* **INSTRUCTION**
Find and return each line containing "combobox".

(Items from a data source)
# # # # # # #

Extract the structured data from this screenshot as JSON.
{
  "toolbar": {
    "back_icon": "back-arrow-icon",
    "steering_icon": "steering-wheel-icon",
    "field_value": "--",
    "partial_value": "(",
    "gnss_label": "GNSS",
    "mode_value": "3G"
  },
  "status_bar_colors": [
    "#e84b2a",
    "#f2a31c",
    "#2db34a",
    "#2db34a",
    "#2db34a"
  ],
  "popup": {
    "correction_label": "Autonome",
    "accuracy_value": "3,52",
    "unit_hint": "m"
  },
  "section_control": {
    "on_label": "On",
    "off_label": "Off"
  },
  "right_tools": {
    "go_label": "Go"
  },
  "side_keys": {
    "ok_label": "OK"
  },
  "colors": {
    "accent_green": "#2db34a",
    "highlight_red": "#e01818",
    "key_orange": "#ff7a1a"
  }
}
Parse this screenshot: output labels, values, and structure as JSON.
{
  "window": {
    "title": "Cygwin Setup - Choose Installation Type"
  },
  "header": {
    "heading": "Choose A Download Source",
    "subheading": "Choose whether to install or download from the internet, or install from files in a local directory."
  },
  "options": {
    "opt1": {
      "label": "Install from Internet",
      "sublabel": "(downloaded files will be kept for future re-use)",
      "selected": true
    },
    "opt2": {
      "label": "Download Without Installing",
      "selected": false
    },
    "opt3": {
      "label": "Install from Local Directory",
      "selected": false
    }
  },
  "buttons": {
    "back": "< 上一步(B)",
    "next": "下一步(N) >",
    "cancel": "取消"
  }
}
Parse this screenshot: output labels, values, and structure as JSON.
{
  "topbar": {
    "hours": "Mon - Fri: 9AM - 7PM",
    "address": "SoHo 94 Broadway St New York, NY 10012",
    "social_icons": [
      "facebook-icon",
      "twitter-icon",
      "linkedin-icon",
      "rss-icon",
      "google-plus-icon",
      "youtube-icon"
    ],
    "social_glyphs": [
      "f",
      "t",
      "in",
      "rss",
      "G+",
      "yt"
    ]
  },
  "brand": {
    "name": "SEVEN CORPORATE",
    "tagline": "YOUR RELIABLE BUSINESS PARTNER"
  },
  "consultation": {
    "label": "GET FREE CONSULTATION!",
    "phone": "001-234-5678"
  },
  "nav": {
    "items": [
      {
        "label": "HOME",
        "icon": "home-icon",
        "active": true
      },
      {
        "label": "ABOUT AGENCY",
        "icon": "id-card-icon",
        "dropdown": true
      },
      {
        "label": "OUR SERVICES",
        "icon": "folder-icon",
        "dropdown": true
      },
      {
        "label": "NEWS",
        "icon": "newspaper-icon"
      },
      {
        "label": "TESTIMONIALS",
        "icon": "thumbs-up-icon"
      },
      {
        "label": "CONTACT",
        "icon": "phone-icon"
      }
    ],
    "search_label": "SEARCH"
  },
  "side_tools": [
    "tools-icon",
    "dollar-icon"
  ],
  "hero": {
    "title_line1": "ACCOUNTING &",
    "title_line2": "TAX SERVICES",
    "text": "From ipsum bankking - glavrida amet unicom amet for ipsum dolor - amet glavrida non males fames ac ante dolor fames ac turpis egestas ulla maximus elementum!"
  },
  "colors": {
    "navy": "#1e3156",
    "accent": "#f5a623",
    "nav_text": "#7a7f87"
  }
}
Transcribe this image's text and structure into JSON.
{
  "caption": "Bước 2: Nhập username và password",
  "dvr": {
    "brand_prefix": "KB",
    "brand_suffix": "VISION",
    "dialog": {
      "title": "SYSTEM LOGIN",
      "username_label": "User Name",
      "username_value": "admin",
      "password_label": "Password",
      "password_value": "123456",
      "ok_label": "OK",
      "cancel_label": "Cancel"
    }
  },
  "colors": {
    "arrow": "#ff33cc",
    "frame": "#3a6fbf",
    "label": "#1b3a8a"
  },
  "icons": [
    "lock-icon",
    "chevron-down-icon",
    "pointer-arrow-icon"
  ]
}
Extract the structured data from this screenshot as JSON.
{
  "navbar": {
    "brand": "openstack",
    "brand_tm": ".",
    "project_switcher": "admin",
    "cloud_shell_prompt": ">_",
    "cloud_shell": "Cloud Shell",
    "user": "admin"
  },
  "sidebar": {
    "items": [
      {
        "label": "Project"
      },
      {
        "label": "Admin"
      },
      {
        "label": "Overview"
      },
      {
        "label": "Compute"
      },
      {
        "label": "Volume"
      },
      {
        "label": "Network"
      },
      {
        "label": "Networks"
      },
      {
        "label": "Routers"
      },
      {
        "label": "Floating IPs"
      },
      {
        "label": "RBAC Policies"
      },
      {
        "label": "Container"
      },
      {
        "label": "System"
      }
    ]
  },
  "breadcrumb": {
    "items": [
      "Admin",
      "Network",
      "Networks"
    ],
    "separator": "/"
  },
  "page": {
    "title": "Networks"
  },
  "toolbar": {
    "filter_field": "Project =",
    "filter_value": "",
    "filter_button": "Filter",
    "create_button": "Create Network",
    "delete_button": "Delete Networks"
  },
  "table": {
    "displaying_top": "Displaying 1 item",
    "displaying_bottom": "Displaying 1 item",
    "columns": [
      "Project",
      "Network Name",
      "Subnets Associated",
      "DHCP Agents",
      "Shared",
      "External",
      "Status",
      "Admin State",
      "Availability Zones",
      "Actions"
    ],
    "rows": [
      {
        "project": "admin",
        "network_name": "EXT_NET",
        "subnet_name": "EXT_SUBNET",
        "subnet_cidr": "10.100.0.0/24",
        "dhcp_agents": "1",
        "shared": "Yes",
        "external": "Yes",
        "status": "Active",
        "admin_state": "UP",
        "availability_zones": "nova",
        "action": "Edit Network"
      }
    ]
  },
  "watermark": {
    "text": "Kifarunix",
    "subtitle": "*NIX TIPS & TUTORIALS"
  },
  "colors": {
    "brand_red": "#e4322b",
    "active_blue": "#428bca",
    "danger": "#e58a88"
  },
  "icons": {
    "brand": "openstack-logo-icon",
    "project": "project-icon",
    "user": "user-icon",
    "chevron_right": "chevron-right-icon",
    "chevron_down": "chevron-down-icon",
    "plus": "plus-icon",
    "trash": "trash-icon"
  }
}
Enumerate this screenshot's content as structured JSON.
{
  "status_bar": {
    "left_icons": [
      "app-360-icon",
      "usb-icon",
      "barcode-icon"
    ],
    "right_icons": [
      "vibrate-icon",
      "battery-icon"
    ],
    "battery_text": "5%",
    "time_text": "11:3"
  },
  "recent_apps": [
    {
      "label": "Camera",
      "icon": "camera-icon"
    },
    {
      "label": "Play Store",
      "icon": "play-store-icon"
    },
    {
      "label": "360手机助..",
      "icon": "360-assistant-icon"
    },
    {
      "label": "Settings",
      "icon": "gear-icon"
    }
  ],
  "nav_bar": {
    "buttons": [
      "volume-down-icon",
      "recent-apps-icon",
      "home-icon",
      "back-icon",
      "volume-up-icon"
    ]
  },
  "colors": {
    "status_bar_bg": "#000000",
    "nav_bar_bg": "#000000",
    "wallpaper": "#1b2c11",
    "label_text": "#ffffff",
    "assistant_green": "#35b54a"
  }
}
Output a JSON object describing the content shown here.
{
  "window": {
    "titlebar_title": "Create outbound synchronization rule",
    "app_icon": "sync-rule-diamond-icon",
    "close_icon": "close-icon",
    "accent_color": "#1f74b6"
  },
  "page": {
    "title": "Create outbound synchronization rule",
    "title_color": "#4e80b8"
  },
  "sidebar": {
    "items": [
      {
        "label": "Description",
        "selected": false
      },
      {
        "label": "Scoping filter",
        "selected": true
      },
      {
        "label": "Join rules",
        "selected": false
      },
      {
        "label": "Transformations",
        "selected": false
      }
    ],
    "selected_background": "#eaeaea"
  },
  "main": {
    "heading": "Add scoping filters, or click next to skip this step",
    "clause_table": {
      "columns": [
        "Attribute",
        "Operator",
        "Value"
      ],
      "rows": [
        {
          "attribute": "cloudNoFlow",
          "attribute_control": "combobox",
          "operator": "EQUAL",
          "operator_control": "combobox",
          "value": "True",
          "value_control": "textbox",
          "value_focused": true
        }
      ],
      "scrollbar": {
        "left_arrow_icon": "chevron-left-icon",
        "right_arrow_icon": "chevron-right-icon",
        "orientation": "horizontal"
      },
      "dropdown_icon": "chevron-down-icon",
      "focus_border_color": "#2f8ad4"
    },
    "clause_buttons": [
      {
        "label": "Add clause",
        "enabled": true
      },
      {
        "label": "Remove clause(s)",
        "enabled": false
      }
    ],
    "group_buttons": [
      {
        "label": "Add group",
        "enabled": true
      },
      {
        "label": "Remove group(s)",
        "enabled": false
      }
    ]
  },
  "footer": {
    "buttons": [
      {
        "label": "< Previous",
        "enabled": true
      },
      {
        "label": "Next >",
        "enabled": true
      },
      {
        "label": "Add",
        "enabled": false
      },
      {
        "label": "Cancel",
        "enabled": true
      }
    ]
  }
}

# # # # # # #

* **RESULT BELOW**
          "attribute_control": "combobox",
          "operator_control": "combobox",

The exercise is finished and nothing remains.